Problem to work on
Reproduce precisely the lines of the material below from the line containing "OCR this image." up to and including its last line. Pictures must not be copied.
begin Task inputs
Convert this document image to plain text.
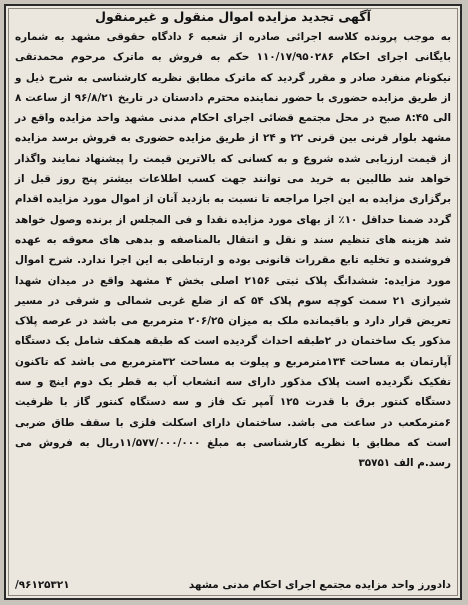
آگهی تجدید مزایده اموال منقول و غیرمنقول

به موجب پرونده کلاسه اجرائی صادره از شعبه ۶ دادگاه حقوقی مشهد به شماره بایگانی اجرای احکام ۱۱۰/۱۷/۹۵۰۲۸۶ حکم به فروش به ماترک مرحوم محمدتقی نیکونام منفرد صادر و مقرر گردید که ماترک مطابق نظریه کارشناسی به شرح ذیل و از طریق مزایده حضوری با حضور نماینده محترم دادستان در تاریخ ۹۶/۸/۲۱ از ساعت ۸ الی ۸:۴۵ صبح در محل مجتمع قضائی اجرای احکام مدنی مشهد واحد مزایده واقع در مشهد بلوار قرنی بین قرنی ۲۲ و ۲۴ از طریق مزایده حضوری به فروش برسد مزایده از قیمت ارزیابی شده شروع و به کسانی که بالاترین قیمت را پیشنهاد نمایند واگذار خواهد شد طالبین به خرید می توانند جهت کسب اطلاعات بیشتر پنج روز قبل از برگزاری مزایده به این اجرا مراجعه تا نسبت به بازدید آنان از اموال مورد مزایده اقدام گردد ضمنا حداقل ۱۰٪ از بهای مورد مزایده نقدا و فی المجلس از برنده وصول خواهد شد هزینه های تنظیم سند و نقل و انتقال بالمناصفه و بدهی های معوقه به عهده فروشنده و تخلیه تابع مقررات قانونی بوده و ارتباطی به این اجرا ندارد. شرح اموال مورد مزایده: ششدانگ پلاک ثبتی ۲۱۵۶ اصلی بخش ۴ مشهد واقع در میدان شهدا شیرازی ۲۱ سمت کوچه سوم پلاک ۵۴ که از ضلع غربی شمالی و شرقی در مسیر تعریض قرار دارد و باقیمانده ملک به میزان ۲۰۶/۲۵ مترمربع می باشد در عرصه پلاک مذکور یک ساختمان در ۲طبقه احداث گردیده است که طبقه همکف شامل یک دستگاه آپارتمان به مساحت ۱۳۴مترمربع و پیلوت به مساحت ۳۲مترمربع می باشد که تاکنون تفکیک نگردیده است پلاک مذکور دارای سه انشعاب آب به قطر یک دوم اینچ و سه دستگاه کنتور برق با قدرت ۱۲۵ آمپر تک فاز و سه دستگاه کنتور گاز با ظرفیت ۶مترمکعب در ساعت می باشد. ساختمان دارای اسکلت فلزی با سقف طاق ضربی است که مطابق با نظریه کارشناسی به مبلغ ۱۱/۵۷۷/۰۰۰/۰۰۰ریال به فروش می رسد.م الف ۳۵۷۵۱

دادورز واحد مزایده مجتمع اجرای احکام مدنی مشهد
۹۶۱۲۵۳۲۱/
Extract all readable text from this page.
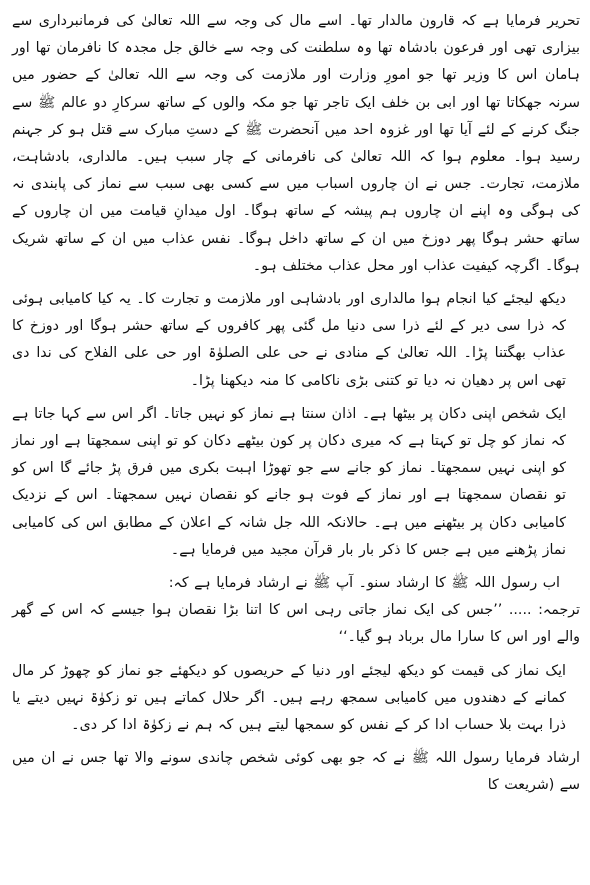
تحریر فرمایا ہے کہ قارون مالدار تھا۔ اسے مال کی وجہ سے اللہ تعالیٰ کی فرمانبرداری سے بیزاری تھی اور فرعون بادشاہ تھا وہ سلطنت کی وجہ سے خالق جل مجدہ کا نافرمان تھا اور ہامان اس کا وزیر تھا جو امورِ وزارت اور ملازمت کی وجہ سے اللہ تعالیٰ کے حضور میں سرنہ جھکاتا تھا اور ابی بن خلف ایک تاجر تھا جو مکہ والوں کے ساتھ سرکارِ دو عالم ﷺ سے جنگ کرنے کے لئے آیا تھا اور غزوہ احد میں آنحضرت ﷺ کے دستِ مبارک سے قتل ہو کر جہنم رسید ہوا۔ معلوم ہوا کہ اللہ تعالیٰ کی نافرمانی کے چار سبب ہیں۔ مالداری، بادشاہت، ملازمت، تجارت۔ جس نے ان چاروں اسباب میں سے کسی بھی سبب سے نماز کی پابندی نہ کی ہوگی وہ اپنے ان چاروں ہم پیشہ کے ساتھ ہوگا۔ اول میدانِ قیامت میں ان چاروں کے ساتھ حشر ہوگا پھر دوزخ میں ان کے ساتھ داخل ہوگا۔ نفس عذاب میں ان کے ساتھ شریک ہوگا۔ اگرچہ کیفیت عذاب اور محل عذاب مختلف ہو۔

دیکھ لیجئے کیا انجام ہوا مالداری اور بادشاہی اور ملازمت و تجارت کا۔ یہ کیا کامیابی ہوئی کہ ذرا سی دیر کے لئے ذرا سی دنیا مل گئی پھر کافروں کے ساتھ حشر ہوگا اور دوزخ کا عذاب بھگتنا پڑا۔ اللہ تعالیٰ کے منادی نے حی علی الصلوٰۃ اور حی علی الفلاح کی ندا دی تھی اس پر دھیان نہ دیا تو کتنی بڑی ناکامی کا منہ دیکھنا پڑا۔

ایک شخص اپنی دکان پر بیٹھا ہے۔ اذان سنتا ہے نماز کو نہیں جاتا۔ اگر اس سے کہا جاتا ہے کہ نماز کو چل تو کہتا ہے کہ میری دکان پر کون بیٹھے دکان کو تو اپنی سمجھتا ہے اور نماز کو اپنی نہیں سمجھتا۔ نماز کو جانے سے جو تھوڑا اہبت بکری میں فرق پڑ جائے گا اس کو تو نقصان سمجھتا ہے اور نماز کے فوت ہو جانے کو نقصان نہیں سمجھتا۔ اس کے نزدیک کامیابی دکان پر بیٹھنے میں ہے۔ حالانکہ اللہ جل شانہ کے اعلان کے مطابق اس کی کامیابی نماز پڑھنے میں ہے جس کا ذکر بار بار قرآن مجید میں فرمایا ہے۔

اب رسول اللہ ﷺ کا ارشاد سنو۔ آپ ﷺ نے ارشاد فرمایا ہے کہ:

ترجمہ: ..... ’’جس کی ایک نماز جاتی رہی اس کا اتنا بڑا نقصان ہوا جیسے کہ اس کے گھر والے اور اس کا سارا مال برباد ہو گیا۔‘‘

ایک نماز کی قیمت کو دیکھ لیجئے اور دنیا کے حریصوں کو دیکھئے جو نماز کو چھوڑ کر مال کمانے کے دھندوں میں کامیابی سمجھ رہے ہیں۔ اگر حلال کماتے ہیں تو زکوٰۃ نہیں دیتے یا ذرا بہت بلا حساب ادا کر کے نفس کو سمجھا لیتے ہیں کہ ہم نے زکوٰۃ ادا کر دی۔

ارشاد فرمایا رسول اللہ ﷺ نے کہ جو بھی کوئی شخص چاندی سونے والا تھا جس نے ان میں سے (شریعت کا
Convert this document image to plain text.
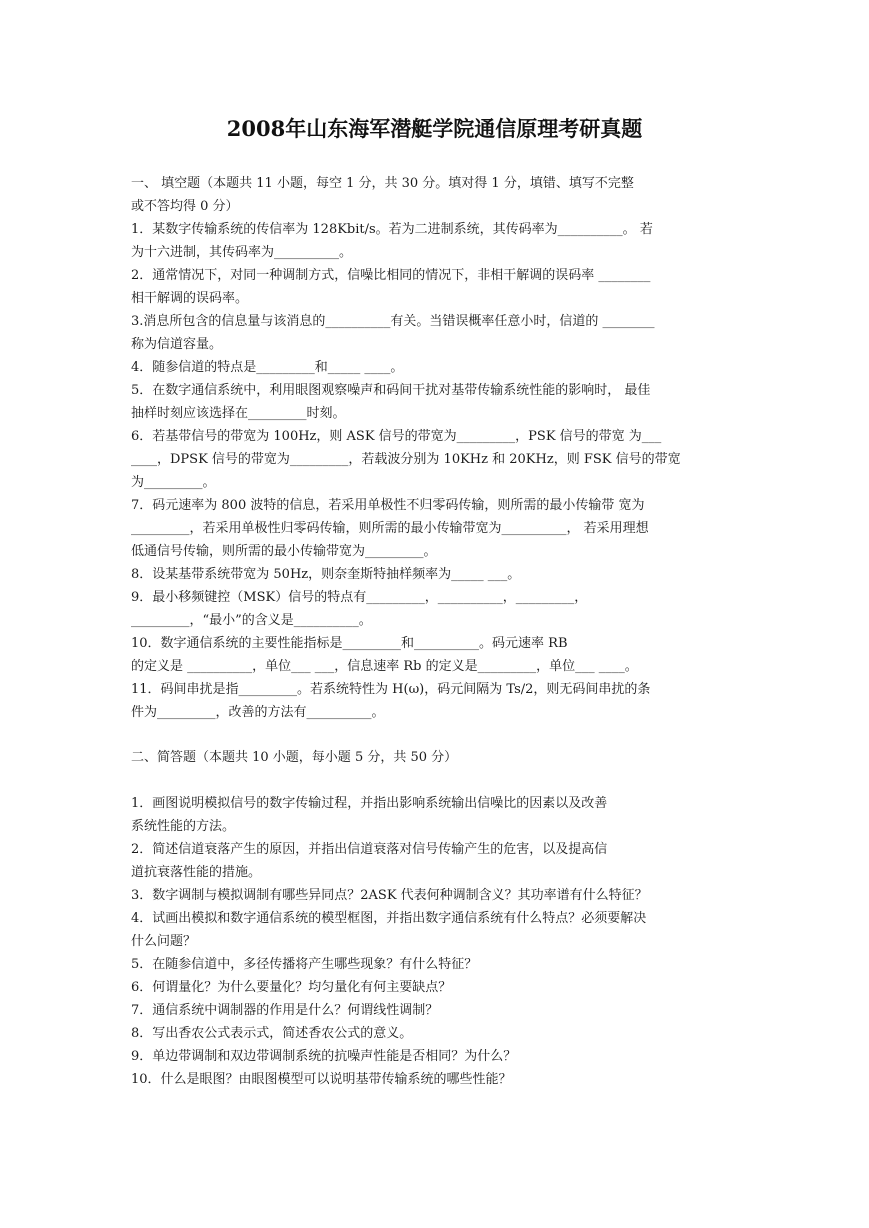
2008年山东海军潜艇学院通信原理考研真题
一、 填空题（本题共 11 小题，每空 1 分，共 30 分。填对得 1 分，填错、填写不完整
或不答均得 0 分）
1．某数字传输系统的传信率为 128Kbit/s。若为二进制系统，其传码率为__________。 若
为十六进制，其传码率为__________。
2．通常情况下，对同一种调制方式，信噪比相同的情况下，非相干解调的误码率 ________
相干解调的误码率。
3.消息所包含的信息量与该消息的__________有关。当错误概率任意小时，信道的 ________
称为信道容量。
4．随参信道的特点是_________和_____ ____。
5．在数字通信系统中，利用眼图观察噪声和码间干扰对基带传输系统性能的影响时， 最佳
抽样时刻应该选择在_________时刻。
6．若基带信号的带宽为 100Hz，则 ASK 信号的带宽为_________，PSK 信号的带宽 为___
____，DPSK 信号的带宽为_________，若载波分别为 10KHz 和 20KHz，则 FSK 信号的带宽
为_________。
7．码元速率为 800 波特的信息，若采用单极性不归零码传输，则所需的最小传输带 宽为
_________，若采用单极性归零码传输，则所需的最小传输带宽为__________， 若采用理想
低通信号传输，则所需的最小传输带宽为_________。
8．设某基带系统带宽为 50Hz，则奈奎斯特抽样频率为_____ ___。
9．最小移频键控（MSK）信号的特点有_________，__________，_________，
_________，“最小”的含义是__________。
10．数字通信系统的主要性能指标是_________和__________。码元速率 RB
的定义是 __________，单位___ ___，信息速率 Rb 的定义是_________，单位___ ____。
11．码间串扰是指_________。若系统特性为 H(ω)，码元间隔为 Ts/2，则无码间串扰的条
件为_________，改善的方法有__________。
二、简答题（本题共 10 小题，每小题 5 分，共 50 分）
1．画图说明模拟信号的数字传输过程，并指出影响系统输出信噪比的因素以及改善
系统性能的方法。
2．简述信道衰落产生的原因，并指出信道衰落对信号传输产生的危害，以及提高信
道抗衰落性能的措施。
3．数字调制与模拟调制有哪些异同点？2ASK 代表何种调制含义？其功率谱有什么特征？
4．试画出模拟和数字通信系统的模型框图，并指出数字通信系统有什么特点？必须要解决
什么问题？
5．在随参信道中，多径传播将产生哪些现象？有什么特征？
6．何谓量化？为什么要量化？均匀量化有何主要缺点？
7．通信系统中调制器的作用是什么？何谓线性调制？
8．写出香农公式表示式，简述香农公式的意义。
9．单边带调制和双边带调制系统的抗噪声性能是否相同？为什么？
10．什么是眼图？由眼图模型可以说明基带传输系统的哪些性能？
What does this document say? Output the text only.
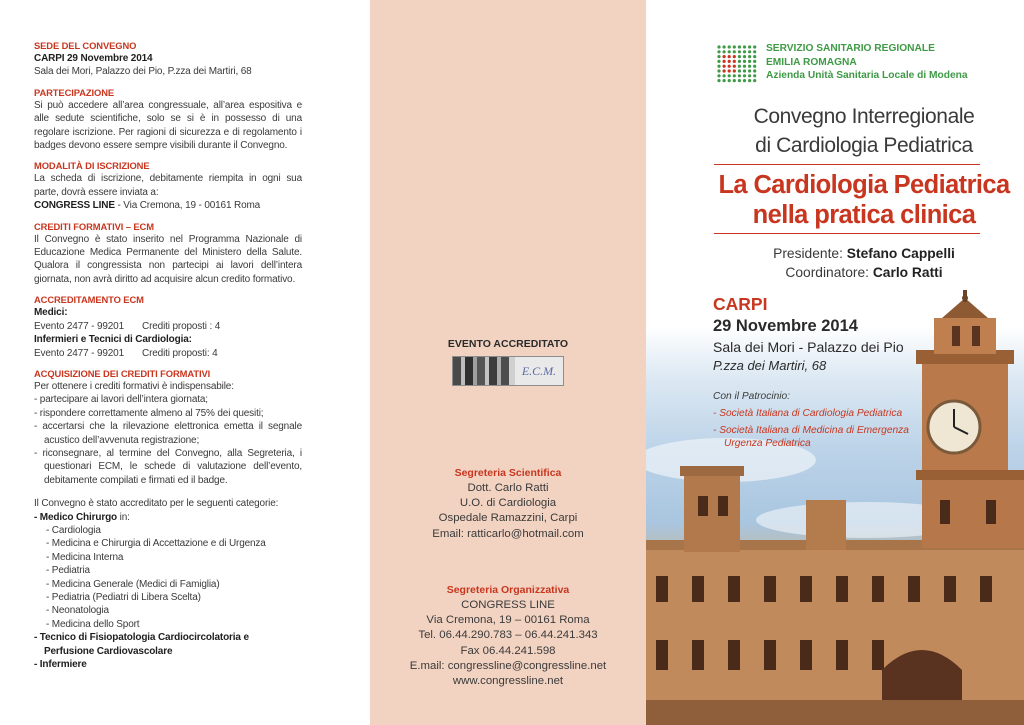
SEDE DEL CONVEGNO
CARPI 29 Novembre 2014
Sala dei Mori, Palazzo dei Pio, P.zza dei Martiri, 68
PARTECIPAZIONE

Si può accedere all’area congressuale, all’area espositiva e alle sedute scientifiche, solo se si è in possesso di una regolare iscrizione. Per ragioni di sicurezza e di regolamento i badges devono essere sempre visibili durante il Convegno.

MODALITÀ DI ISCRIZIONE

La scheda di iscrizione, debitamente riempita in ogni sua parte, dovrà essere inviata a:

CONGRESS LINE - Via Cremona, 19 - 00161 Roma
CREDITI FORMATIVI – ECM

Il Convegno è stato inserito nel Programma Nazionale di Educazione Medica Permanente del Ministero della Salute. Qualora il congressista non partecipi ai lavori dell’intera giornata, non avrà diritto ad acquisire alcun credito formativo.

ACCREDITAMENTO ECM
Medici:
Evento 2477 - 99201	Crediti proposti : 4
Infermieri e Tecnici di Cardiologia:
Evento 2477 - 99201	Crediti proposti: 4
ACQUISIZIONE DEI CREDITI FORMATIVI
Per ottenere i crediti formativi è indispensabile:
- partecipare ai lavori dell’intera giornata;
- rispondere correttamente almeno al 75% dei quesiti;
- accertarsi che la rilevazione elettronica emetta il segnale acustico dell’avvenuta registrazione;
- riconsegnare, al termine del Convegno, alla Segreteria, i questionari ECM, le schede di valutazione dell’evento, debitamente compilati e firmati ed il badge.
Il Convegno è stato accreditato per le seguenti categorie:
- Medico Chirurgo in:
- Cardiologia
- Medicina e Chirurgia di Accettazione e di Urgenza
- Medicina Interna
- Pediatria
- Medicina Generale (Medici di Famiglia)
- Pediatria (Pediatri di Libera Scelta)
- Neonatologia
- Medicina dello Sport
- Tecnico di Fisiopatologia Cardiocircolatoria e
Perfusione Cardiovascolare
- Infermiere
EVENTO ACCREDITATO
E.C.M.
Segreteria Scientifica
Dott. Carlo Ratti
U.O. di Cardiologia
Ospedale Ramazzini, Carpi
Email: ratticarlo@hotmail.com
Segreteria Organizzativa
CONGRESS LINE
Via Cremona, 19 – 00161 Roma
Tel. 06.44.290.783 – 06.44.241.343
Fax 06.44.241.598
E.mail: congressline@congressline.net
www.congressline.net
SERVIZIO SANITARIO REGIONALE
EMILIA ROMAGNA
Azienda Unità Sanitaria Locale di Modena
Convegno Interregionale
di Cardiologia Pediatrica
La Cardiologia Pediatrica
nella pratica clinica
Presidente: Stefano Cappelli
Coordinatore: Carlo Ratti
CARPI
29 Novembre 2014
Sala dei Mori - Palazzo dei Pio
P.zza dei Martiri, 68
Con il Patrocinio:
- Società Italiana di Cardiologia Pediatrica
- Società Italiana di Medicina di Emergenza Urgenza Pediatrica
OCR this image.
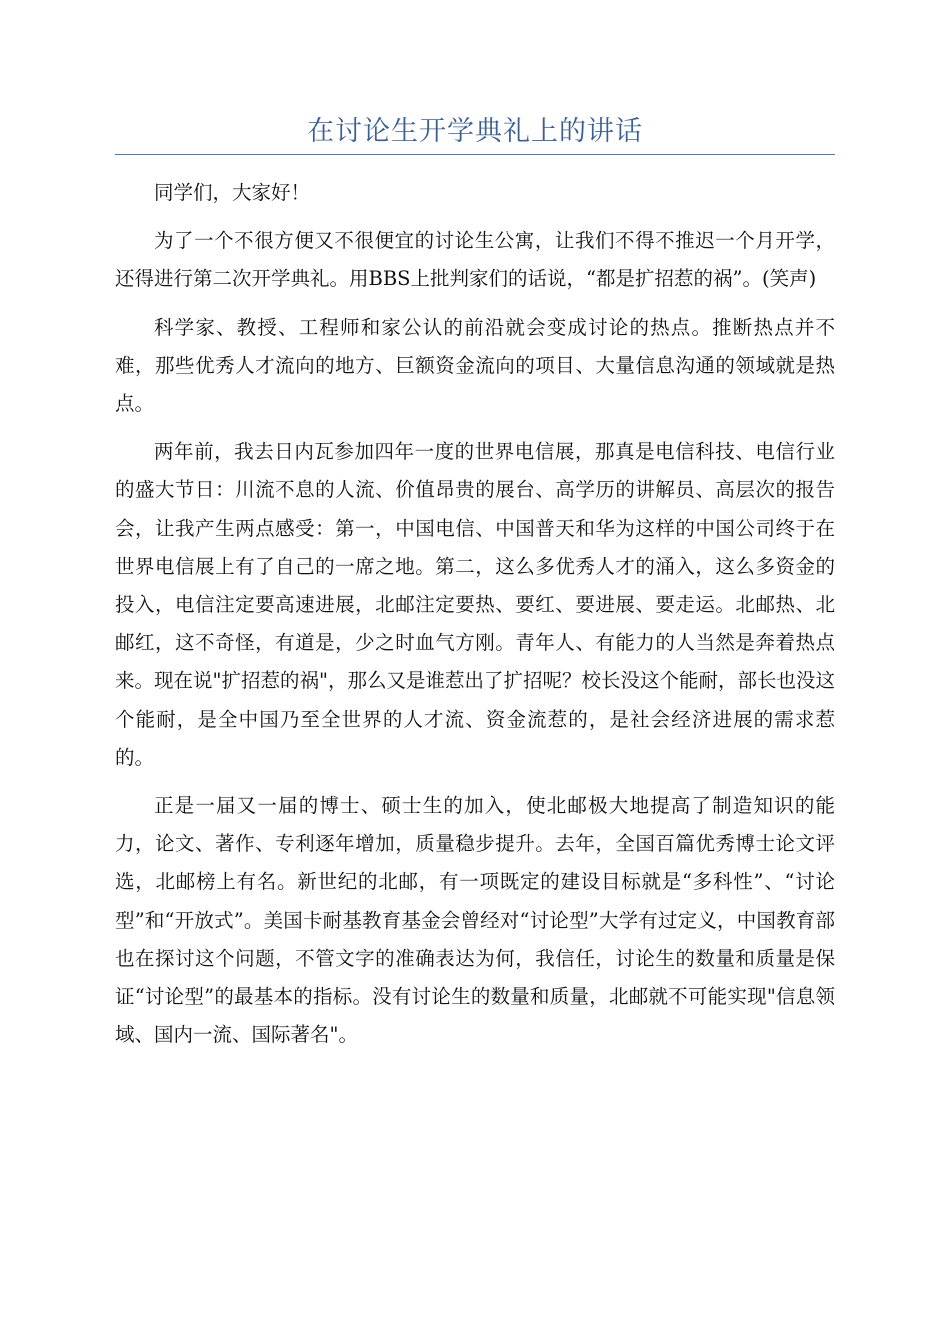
在讨论生开学典礼上的讲话

同学们，大家好！

为了一个不很方便又不很便宜的讨论生公寓，让我们不得不推迟一个月开学，还得进行第二次开学典礼。用BBS上批判家们的话说，“都是扩招惹的祸”。(笑声)

科学家、教授、工程师和家公认的前沿就会变成讨论的热点。推断热点并不难，那些优秀人才流向的地方、巨额资金流向的项目、大量信息沟通的领域就是热点。

两年前，我去日内瓦参加四年一度的世界电信展，那真是电信科技、电信行业的盛大节日：川流不息的人流、价值昂贵的展台、高学历的讲解员、高层次的报告会，让我产生两点感受：第一，中国电信、中国普天和华为这样的中国公司终于在世界电信展上有了自己的一席之地。第二，这么多优秀人才的涌入，这么多资金的投入，电信注定要高速进展，北邮注定要热、要红、要进展、要走运。北邮热、北邮红，这不奇怪，有道是，少之时血气方刚。青年人、有能力的人当然是奔着热点来。现在说"扩招惹的祸"，那么又是谁惹出了扩招呢？校长没这个能耐，部长也没这个能耐，是全中国乃至全世界的人才流、资金流惹的，是社会经济进展的需求惹的。

正是一届又一届的博士、硕士生的加入，使北邮极大地提高了制造知识的能力，论文、著作、专利逐年增加，质量稳步提升。去年，全国百篇优秀博士论文评选，北邮榜上有名。新世纪的北邮，有一项既定的建设目标就是“多科性”、“讨论型”和“开放式”。美国卡耐基教育基金会曾经对“讨论型”大学有过定义，中国教育部也在探讨这个问题，不管文字的准确表达为何，我信任，讨论生的数量和质量是保证“讨论型”的最基本的指标。没有讨论生的数量和质量，北邮就不可能实现"信息领域、国内一流、国际著名"。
end Task inputs
Full answer
OCR this image.
在讨论生开学典礼上的讲话

同学们，大家好！

为了一个不很方便又不很便宜的讨论生公寓，让我们不得不推迟一个月开学，还得进行第二次开学典礼。用BBS上批判家们的话说，“都是扩招惹的祸”。(笑声)

科学家、教授、工程师和家公认的前沿就会变成讨论的热点。推断热点并不难，那些优秀人才流向的地方、巨额资金流向的项目、大量信息沟通的领域就是热点。

两年前，我去日内瓦参加四年一度的世界电信展，那真是电信科技、电信行业的盛大节日：川流不息的人流、价值昂贵的展台、高学历的讲解员、高层次的报告会，让我产生两点感受：第一，中国电信、中国普天和华为这样的中国公司终于在世界电信展上有了自己的一席之地。第二，这么多优秀人才的涌入，这么多资金的投入，电信注定要高速进展，北邮注定要热、要红、要进展、要走运。北邮热、北邮红，这不奇怪，有道是，少之时血气方刚。青年人、有能力的人当然是奔着热点来。现在说"扩招惹的祸"，那么又是谁惹出了扩招呢？校长没这个能耐，部长也没这个能耐，是全中国乃至全世界的人才流、资金流惹的，是社会经济进展的需求惹的。

正是一届又一届的博士、硕士生的加入，使北邮极大地提高了制造知识的能力，论文、著作、专利逐年增加，质量稳步提升。去年，全国百篇优秀博士论文评选，北邮榜上有名。新世纪的北邮，有一项既定的建设目标就是“多科性”、“讨论型”和“开放式”。美国卡耐基教育基金会曾经对“讨论型”大学有过定义，中国教育部也在探讨这个问题，不管文字的准确表达为何，我信任，讨论生的数量和质量是保证“讨论型”的最基本的指标。没有讨论生的数量和质量，北邮就不可能实现"信息领域、国内一流、国际著名"。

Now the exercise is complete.